- WORK INSTRUCTIONS:
Copy out each line in the material below that has the word "полученных".

Saved data entries:
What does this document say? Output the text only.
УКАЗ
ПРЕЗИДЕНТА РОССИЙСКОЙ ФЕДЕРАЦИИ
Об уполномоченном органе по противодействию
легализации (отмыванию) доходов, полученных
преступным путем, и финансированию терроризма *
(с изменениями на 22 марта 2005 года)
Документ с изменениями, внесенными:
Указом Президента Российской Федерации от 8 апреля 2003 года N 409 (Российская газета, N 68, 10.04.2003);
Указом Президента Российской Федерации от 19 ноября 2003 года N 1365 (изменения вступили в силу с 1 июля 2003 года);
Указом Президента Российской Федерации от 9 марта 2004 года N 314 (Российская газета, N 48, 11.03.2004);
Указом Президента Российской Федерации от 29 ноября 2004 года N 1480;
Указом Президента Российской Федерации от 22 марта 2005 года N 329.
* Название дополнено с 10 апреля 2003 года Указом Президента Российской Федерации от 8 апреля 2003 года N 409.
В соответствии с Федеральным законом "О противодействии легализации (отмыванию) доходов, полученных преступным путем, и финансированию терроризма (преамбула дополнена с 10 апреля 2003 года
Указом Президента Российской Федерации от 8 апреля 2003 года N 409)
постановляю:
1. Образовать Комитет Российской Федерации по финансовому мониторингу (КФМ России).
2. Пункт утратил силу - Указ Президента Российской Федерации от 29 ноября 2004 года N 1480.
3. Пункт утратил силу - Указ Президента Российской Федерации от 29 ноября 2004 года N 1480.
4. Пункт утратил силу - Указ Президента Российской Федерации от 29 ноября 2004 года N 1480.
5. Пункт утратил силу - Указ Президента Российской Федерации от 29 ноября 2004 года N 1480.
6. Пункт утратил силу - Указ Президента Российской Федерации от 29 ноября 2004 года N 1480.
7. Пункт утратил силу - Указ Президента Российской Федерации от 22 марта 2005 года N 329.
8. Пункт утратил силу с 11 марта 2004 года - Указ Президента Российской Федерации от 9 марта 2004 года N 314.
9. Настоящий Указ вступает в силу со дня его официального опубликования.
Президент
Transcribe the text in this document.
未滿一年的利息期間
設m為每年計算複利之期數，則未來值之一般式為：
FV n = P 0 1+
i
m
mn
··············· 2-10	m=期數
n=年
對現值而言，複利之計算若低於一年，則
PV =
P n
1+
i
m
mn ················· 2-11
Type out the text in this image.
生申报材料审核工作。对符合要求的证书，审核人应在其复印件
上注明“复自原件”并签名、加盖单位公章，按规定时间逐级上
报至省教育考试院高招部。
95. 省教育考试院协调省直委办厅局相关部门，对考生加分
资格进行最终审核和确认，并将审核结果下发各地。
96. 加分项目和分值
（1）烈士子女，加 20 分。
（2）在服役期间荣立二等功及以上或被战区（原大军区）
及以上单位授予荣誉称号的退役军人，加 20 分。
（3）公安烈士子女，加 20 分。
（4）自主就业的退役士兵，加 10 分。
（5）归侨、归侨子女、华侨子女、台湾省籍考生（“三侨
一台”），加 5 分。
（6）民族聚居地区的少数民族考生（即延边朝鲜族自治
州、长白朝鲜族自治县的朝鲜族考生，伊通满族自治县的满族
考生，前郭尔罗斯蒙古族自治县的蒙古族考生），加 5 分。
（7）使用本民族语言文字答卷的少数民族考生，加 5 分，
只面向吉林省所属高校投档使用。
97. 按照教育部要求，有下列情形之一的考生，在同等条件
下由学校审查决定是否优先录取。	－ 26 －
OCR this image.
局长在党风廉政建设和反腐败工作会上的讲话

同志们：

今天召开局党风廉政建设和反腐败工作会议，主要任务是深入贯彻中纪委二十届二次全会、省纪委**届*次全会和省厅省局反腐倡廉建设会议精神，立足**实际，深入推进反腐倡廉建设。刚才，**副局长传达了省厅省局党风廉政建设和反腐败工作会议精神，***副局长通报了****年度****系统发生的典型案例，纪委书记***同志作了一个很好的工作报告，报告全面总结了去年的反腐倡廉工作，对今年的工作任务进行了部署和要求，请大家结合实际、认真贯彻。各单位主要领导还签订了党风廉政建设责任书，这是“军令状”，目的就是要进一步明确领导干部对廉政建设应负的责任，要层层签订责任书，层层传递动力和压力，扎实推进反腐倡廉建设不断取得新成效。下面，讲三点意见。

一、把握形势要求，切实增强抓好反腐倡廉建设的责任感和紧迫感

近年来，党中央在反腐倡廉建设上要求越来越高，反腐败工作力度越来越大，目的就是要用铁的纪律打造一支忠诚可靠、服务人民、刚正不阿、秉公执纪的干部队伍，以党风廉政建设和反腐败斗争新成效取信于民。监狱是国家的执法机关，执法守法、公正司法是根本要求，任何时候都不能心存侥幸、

- SOLUTION:
легализации (отмыванию) доходов, полученных
В соответствии с Федеральным законом "О противодействии легализации (отмыванию) доходов, полученных преступным путем, и финансированию терроризма (преамбула дополнена с 10 апреля 2003 года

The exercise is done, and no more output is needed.